AIM:
Copy out each line that has "Commissioner" in it.

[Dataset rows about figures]

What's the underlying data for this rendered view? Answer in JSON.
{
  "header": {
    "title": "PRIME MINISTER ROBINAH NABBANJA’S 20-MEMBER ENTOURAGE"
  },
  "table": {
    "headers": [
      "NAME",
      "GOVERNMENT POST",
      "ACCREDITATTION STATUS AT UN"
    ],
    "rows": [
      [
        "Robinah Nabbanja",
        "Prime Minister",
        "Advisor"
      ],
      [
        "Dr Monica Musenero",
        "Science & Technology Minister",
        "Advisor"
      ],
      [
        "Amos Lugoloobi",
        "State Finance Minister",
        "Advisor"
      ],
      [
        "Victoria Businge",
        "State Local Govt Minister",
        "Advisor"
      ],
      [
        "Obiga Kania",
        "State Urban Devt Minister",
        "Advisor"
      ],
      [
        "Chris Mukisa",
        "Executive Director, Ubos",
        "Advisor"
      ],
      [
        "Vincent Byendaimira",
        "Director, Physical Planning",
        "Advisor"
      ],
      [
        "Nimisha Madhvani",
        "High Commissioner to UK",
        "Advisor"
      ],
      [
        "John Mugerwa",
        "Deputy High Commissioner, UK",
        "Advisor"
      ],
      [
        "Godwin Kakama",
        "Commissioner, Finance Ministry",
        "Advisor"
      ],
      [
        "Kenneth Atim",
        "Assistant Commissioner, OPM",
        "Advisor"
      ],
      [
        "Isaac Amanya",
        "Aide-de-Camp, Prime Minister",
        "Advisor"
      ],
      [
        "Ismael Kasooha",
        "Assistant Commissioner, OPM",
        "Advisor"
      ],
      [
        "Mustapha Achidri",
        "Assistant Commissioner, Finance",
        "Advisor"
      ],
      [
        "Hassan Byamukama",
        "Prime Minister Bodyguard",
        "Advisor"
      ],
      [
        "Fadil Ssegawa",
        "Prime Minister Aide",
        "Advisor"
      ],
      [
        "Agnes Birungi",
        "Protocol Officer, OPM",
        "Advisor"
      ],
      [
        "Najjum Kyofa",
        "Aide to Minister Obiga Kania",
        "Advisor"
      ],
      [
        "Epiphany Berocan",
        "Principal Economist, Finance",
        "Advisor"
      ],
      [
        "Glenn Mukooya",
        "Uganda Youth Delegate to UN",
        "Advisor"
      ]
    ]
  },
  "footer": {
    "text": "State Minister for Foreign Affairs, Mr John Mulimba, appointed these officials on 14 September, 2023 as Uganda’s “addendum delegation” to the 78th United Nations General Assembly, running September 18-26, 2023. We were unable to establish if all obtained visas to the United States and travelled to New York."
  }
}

EXPECTED ANSWER:
        "High Commissioner to UK",
        "Deputy High Commissioner, UK",
        "Commissioner, Finance Ministry",
        "Assistant Commissioner, OPM",
        "Assistant Commissioner, OPM",
        "Assistant Commissioner, Finance",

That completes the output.